**Task material:**
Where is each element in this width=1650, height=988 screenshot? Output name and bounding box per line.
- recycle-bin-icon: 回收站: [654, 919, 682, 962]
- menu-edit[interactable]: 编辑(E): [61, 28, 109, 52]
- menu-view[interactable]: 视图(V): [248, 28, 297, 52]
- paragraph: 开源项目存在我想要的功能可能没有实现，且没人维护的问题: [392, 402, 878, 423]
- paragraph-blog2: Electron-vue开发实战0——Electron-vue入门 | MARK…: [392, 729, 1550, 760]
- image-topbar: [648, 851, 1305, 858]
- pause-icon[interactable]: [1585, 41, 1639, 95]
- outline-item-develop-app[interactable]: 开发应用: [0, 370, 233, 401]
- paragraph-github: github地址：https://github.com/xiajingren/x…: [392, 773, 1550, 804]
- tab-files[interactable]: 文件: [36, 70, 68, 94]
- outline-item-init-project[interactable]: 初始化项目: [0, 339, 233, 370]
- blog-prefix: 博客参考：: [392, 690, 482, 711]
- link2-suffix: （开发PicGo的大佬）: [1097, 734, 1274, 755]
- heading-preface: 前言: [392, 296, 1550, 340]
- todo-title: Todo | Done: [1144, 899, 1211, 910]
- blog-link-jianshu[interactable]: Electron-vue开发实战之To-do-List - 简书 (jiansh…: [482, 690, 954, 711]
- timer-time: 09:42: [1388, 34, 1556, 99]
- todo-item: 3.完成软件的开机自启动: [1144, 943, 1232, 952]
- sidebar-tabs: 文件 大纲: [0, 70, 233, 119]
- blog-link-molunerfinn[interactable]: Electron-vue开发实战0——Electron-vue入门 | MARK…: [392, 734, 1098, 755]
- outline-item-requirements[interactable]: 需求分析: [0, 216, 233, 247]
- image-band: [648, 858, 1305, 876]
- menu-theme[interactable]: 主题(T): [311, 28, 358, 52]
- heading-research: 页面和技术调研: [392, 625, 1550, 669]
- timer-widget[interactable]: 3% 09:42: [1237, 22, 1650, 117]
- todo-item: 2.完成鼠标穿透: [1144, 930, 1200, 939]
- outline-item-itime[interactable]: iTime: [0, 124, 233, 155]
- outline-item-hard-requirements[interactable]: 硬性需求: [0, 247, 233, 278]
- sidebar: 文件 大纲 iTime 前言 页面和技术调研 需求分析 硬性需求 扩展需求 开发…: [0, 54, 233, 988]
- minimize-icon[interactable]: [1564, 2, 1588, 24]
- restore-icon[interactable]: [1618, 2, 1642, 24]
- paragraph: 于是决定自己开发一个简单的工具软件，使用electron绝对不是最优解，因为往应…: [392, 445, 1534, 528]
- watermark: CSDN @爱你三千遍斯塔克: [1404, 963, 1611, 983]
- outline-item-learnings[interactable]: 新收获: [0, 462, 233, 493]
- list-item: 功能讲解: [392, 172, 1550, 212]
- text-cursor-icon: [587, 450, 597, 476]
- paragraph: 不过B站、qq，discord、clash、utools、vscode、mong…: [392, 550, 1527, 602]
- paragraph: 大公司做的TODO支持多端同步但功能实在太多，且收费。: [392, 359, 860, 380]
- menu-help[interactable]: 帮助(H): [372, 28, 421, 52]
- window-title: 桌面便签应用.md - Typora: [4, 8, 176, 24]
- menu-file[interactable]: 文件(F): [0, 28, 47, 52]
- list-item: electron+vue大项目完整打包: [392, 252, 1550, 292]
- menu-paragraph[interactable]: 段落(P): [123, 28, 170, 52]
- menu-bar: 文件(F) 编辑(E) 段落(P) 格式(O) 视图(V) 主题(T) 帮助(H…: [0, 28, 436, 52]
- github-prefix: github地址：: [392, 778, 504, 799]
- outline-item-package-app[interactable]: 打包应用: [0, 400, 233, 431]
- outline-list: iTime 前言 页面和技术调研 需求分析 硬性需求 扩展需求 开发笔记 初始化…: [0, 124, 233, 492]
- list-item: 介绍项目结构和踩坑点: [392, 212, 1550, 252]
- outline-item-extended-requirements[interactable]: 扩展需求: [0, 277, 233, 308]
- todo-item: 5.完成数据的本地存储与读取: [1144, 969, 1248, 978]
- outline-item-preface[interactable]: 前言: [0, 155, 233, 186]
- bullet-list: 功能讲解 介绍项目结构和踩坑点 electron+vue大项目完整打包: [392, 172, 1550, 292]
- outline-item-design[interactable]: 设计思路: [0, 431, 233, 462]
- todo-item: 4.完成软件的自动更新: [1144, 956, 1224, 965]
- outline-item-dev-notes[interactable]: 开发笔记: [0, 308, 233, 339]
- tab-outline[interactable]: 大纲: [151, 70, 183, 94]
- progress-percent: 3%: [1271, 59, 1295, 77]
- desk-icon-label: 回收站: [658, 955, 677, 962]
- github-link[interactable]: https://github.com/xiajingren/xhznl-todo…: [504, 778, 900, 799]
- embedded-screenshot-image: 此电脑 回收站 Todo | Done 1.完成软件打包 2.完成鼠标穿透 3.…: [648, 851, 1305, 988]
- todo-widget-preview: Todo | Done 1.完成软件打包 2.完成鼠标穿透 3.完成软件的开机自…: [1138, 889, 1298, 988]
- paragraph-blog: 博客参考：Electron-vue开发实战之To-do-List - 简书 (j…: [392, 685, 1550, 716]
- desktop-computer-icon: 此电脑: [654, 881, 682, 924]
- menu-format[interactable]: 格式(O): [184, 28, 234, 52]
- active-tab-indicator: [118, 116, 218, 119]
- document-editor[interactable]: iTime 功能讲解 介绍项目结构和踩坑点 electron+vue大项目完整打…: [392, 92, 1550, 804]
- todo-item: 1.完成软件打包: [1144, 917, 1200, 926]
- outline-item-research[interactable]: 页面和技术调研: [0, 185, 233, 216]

**What you need to do:** Give every line of the items above as a JSON list of strings, one string per line, with blank lines left out.

**Full answer:**
[
  "Where is each element in this width=1650, height=988 screenshot? Output name and bounding box per line.",
  "- recycle-bin-icon: 回收站: [654, 919, 682, 962]",
  "- menu-edit[interactable]: 编辑(E): [61, 28, 109, 52]",
  "- menu-view[interactable]: 视图(V): [248, 28, 297, 52]",
  "- paragraph: 开源项目存在我想要的功能可能没有实现，且没人维护的问题: [392, 402, 878, 423]",
  "- paragraph-blog2: Electron-vue开发实战0——Electron-vue入门 | MARK…: [392, 729, 1550, 760]",
  "- image-topbar: [648, 851, 1305, 858]",
  "- pause-icon[interactable]: [1585, 41, 1639, 95]",
  "- outline-item-develop-app[interactable]: 开发应用: [0, 370, 233, 401]",
  "- paragraph-github: github地址：https://github.com/xiajingren/x…: [392, 773, 1550, 804]",
  "- tab-files[interactable]: 文件: [36, 70, 68, 94]",
  "- outline-item-init-project[interactable]: 初始化项目: [0, 339, 233, 370]",
  "- blog-prefix: 博客参考：: [392, 690, 482, 711]",
  "- link2-suffix: （开发PicGo的大佬）: [1097, 734, 1274, 755]",
  "- heading-preface: 前言: [392, 296, 1550, 340]",
  "- todo-title: Todo | Done: [1144, 899, 1211, 910]",
  "- blog-link-jianshu[interactable]: Electron-vue开发实战之To-do-List - 简书 (jiansh…: [482, 690, 954, 711]",
  "- timer-time: 09:42: [1388, 34, 1556, 99]",
  "- todo-item: 3.完成软件的开机自启动: [1144, 943, 1232, 952]",
  "- sidebar-tabs: 文件 大纲: [0, 70, 233, 119]",
  "- blog-link-molunerfinn[interactable]: Electron-vue开发实战0——Electron-vue入门 | MARK…: [392, 734, 1098, 755]",
  "- outline-item-requirements[interactable]: 需求分析: [0, 216, 233, 247]",
  "- image-band: [648, 858, 1305, 876]",
  "- menu-theme[interactable]: 主题(T): [311, 28, 358, 52]",
  "- heading-research: 页面和技术调研: [392, 625, 1550, 669]",
  "- timer-widget[interactable]: 3% 09:42: [1237, 22, 1650, 117]",
  "- todo-item: 2.完成鼠标穿透: [1144, 930, 1200, 939]",
  "- outline-item-itime[interactable]: iTime: [0, 124, 233, 155]",
  "- outline-item-hard-requirements[interactable]: 硬性需求: [0, 247, 233, 278]",
  "- sidebar: 文件 大纲 iTime 前言 页面和技术调研 需求分析 硬性需求 扩展需求 开发…: [0, 54, 233, 988]",
  "- minimize-icon[interactable]: [1564, 2, 1588, 24]",
  "- restore-icon[interactable]: [1618, 2, 1642, 24]",
  "- paragraph: 于是决定自己开发一个简单的工具软件，使用electron绝对不是最优解，因为往应…: [392, 445, 1534, 528]",
  "- watermark: CSDN @爱你三千遍斯塔克: [1404, 963, 1611, 983]",
  "- outline-item-learnings[interactable]: 新收获: [0, 462, 233, 493]",
  "- list-item: 功能讲解: [392, 172, 1550, 212]",
  "- text-cursor-icon: [587, 450, 597, 476]",
  "- paragraph: 不过B站、qq，discord、clash、utools、vscode、mong…: [392, 550, 1527, 602]",
  "- paragraph: 大公司做的TODO支持多端同步但功能实在太多，且收费。: [392, 359, 860, 380]",
  "- menu-help[interactable]: 帮助(H): [372, 28, 421, 52]",
  "- window-title: 桌面便签应用.md - Typora: [4, 8, 176, 24]",
  "- menu-file[interactable]: 文件(F): [0, 28, 47, 52]",
  "- list-item: electron+vue大项目完整打包: [392, 252, 1550, 292]",
  "- menu-paragraph[interactable]: 段落(P): [123, 28, 170, 52]",
  "- menu-bar: 文件(F) 编辑(E) 段落(P) 格式(O) 视图(V) 主题(T) 帮助(H…: [0, 28, 436, 52]",
  "- github-prefix: github地址：: [392, 778, 504, 799]",
  "- outline-item-package-app[interactable]: 打包应用: [0, 400, 233, 431]",
  "- outline-list: iTime 前言 页面和技术调研 需求分析 硬性需求 扩展需求 开发笔记 初始化…: [0, 124, 233, 492]",
  "- list-item: 介绍项目结构和踩坑点: [392, 212, 1550, 252]",
  "- outline-item-extended-requirements[interactable]: 扩展需求: [0, 277, 233, 308]",
  "- todo-item: 5.完成数据的本地存储与读取: [1144, 969, 1248, 978]",
  "- outline-item-preface[interactable]: 前言: [0, 155, 233, 186]",
  "- bullet-list: 功能讲解 介绍项目结构和踩坑点 electron+vue大项目完整打包: [392, 172, 1550, 292]",
  "- outline-item-design[interactable]: 设计思路: [0, 431, 233, 462]",
  "- todo-item: 4.完成软件的自动更新: [1144, 956, 1224, 965]",
  "- outline-item-dev-notes[interactable]: 开发笔记: [0, 308, 233, 339]",
  "- tab-outline[interactable]: 大纲: [151, 70, 183, 94]",
  "- progress-percent: 3%: [1271, 59, 1295, 77]",
  "- desk-icon-label: 回收站: [658, 955, 677, 962]",
  "- github-link[interactable]: https://github.com/xiajingren/xhznl-todo…: [504, 778, 900, 799]",
  "- embedded-screenshot-image: 此电脑 回收站 Todo | Done 1.完成软件打包 2.完成鼠标穿透 3.…: [648, 851, 1305, 988]",
  "- todo-widget-preview: Todo | Done 1.完成软件打包 2.完成鼠标穿透 3.完成软件的开机自…: [1138, 889, 1298, 988]",
  "- paragraph-blog: 博客参考：Electron-vue开发实战之To-do-List - 简书 (j…: [392, 685, 1550, 716]",
  "- desktop-computer-icon: 此电脑: [654, 881, 682, 924]",
  "- menu-format[interactable]: 格式(O): [184, 28, 234, 52]",
  "- active-tab-indicator: [118, 116, 218, 119]",
  "- document-editor[interactable]: iTime 功能讲解 介绍项目结构和踩坑点 electron+vue大项目完整打…: [392, 92, 1550, 804]",
  "- todo-item: 1.完成软件打包: [1144, 917, 1200, 926]",
  "- outline-item-research[interactable]: 页面和技术调研: [0, 185, 233, 216]"
]